:: RECORDS TO USE ::

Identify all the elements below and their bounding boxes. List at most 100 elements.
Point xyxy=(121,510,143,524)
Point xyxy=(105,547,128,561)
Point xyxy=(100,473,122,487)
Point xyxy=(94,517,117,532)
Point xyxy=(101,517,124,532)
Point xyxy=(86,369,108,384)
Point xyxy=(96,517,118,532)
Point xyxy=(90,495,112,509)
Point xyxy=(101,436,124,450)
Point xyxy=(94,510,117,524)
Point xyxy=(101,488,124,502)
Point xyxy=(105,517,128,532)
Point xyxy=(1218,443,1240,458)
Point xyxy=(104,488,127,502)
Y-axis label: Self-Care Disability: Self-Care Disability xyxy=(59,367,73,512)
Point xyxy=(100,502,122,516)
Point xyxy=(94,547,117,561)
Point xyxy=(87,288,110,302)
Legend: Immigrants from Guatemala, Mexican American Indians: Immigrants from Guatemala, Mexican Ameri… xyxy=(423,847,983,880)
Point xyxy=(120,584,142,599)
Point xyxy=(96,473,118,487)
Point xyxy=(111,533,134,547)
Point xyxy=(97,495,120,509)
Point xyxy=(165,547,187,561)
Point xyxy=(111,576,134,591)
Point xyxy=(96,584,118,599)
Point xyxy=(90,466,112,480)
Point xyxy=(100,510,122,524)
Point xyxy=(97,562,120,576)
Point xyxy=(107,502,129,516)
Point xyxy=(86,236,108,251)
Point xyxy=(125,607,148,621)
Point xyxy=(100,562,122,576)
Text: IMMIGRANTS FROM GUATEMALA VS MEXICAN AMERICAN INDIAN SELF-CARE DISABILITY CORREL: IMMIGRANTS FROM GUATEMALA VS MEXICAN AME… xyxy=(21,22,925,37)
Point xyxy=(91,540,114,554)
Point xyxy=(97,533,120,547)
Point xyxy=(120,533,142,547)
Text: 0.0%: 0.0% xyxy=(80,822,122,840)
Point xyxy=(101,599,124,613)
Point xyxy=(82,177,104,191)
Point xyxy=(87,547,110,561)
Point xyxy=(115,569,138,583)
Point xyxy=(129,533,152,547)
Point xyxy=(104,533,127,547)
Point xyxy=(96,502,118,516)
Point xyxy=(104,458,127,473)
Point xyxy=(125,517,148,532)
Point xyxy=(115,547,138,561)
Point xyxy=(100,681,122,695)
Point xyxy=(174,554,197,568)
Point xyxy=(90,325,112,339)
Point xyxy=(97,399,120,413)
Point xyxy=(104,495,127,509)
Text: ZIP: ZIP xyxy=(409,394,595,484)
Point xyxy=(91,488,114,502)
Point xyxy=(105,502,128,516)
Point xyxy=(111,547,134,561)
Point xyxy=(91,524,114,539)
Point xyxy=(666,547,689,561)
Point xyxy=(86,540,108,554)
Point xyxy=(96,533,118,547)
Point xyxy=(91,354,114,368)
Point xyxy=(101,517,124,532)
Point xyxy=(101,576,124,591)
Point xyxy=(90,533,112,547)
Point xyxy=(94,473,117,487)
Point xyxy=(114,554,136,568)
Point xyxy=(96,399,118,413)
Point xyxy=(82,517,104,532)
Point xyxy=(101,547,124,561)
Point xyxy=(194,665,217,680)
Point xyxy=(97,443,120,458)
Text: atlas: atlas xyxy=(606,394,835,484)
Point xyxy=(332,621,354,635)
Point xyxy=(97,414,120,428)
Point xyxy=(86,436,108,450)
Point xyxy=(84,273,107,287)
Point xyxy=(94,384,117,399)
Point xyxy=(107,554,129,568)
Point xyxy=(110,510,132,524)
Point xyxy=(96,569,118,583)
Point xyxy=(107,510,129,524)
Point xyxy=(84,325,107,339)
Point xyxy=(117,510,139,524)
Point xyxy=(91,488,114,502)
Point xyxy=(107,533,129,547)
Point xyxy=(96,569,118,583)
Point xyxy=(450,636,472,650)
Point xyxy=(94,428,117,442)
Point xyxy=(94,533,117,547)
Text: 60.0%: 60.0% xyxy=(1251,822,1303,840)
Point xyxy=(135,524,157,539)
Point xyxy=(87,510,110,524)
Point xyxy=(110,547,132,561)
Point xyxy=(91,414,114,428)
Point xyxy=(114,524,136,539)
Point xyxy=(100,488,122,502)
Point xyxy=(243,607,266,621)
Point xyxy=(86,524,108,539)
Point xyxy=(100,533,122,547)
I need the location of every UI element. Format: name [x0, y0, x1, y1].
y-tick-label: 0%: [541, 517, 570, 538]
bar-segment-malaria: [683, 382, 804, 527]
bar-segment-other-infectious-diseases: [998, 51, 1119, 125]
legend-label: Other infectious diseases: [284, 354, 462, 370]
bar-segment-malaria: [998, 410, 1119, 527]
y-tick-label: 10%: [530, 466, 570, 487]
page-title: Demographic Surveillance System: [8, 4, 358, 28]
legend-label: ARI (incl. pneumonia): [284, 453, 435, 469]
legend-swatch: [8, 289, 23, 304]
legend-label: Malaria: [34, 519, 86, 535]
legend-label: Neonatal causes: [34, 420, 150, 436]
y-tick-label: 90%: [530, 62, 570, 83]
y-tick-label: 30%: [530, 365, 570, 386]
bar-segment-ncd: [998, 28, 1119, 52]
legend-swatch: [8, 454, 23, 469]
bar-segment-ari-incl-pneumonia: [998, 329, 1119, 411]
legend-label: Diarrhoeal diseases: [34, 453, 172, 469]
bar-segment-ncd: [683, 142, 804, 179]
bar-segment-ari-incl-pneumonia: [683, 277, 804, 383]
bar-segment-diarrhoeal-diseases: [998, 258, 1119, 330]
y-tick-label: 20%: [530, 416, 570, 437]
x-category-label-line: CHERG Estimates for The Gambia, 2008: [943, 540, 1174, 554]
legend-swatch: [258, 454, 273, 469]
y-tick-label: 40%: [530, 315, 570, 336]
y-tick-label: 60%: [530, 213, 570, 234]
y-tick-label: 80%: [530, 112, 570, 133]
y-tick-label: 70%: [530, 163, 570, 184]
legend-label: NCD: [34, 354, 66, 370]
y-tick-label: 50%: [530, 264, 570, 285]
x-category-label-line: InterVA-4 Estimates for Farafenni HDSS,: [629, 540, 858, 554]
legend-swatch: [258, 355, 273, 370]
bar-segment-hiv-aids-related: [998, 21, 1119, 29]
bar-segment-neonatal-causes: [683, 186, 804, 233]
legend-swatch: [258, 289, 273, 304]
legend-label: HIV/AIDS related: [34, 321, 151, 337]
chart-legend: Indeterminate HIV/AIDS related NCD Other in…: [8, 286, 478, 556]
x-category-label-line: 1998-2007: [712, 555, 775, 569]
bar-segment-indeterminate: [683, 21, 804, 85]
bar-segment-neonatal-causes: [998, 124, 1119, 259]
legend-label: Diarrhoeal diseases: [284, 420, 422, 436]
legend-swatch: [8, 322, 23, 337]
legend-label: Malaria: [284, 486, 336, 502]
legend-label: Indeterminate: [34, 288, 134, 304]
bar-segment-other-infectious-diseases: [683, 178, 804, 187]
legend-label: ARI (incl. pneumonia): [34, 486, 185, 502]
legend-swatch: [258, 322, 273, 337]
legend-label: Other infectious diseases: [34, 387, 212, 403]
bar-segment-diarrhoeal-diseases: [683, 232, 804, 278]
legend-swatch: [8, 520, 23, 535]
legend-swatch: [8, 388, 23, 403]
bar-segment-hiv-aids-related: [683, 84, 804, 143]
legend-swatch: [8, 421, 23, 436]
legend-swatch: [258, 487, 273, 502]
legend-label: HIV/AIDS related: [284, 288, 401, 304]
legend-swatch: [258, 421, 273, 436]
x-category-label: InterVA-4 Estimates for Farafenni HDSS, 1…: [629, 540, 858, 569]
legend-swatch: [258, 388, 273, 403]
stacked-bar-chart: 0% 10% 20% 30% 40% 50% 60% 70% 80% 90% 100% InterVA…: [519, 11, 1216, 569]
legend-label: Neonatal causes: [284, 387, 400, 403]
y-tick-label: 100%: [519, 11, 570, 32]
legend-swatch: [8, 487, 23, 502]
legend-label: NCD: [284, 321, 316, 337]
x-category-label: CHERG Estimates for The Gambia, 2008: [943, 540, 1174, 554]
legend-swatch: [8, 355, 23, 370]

:::

TASK GOAL:
Starting at the first line of the listing and stopping after the line that contains "Point xyxy=(96,517,118,532)", output each line as a numbered list, leaving out any blank lines.

PROBLEM SOLUTION:
1. Identify all the elements below and their bounding boxes. List at most 100 elements.
2. Point xyxy=(121,510,143,524)
3. Point xyxy=(105,547,128,561)
4. Point xyxy=(100,473,122,487)
5. Point xyxy=(94,517,117,532)
6. Point xyxy=(101,517,124,532)
7. Point xyxy=(86,369,108,384)
8. Point xyxy=(96,517,118,532)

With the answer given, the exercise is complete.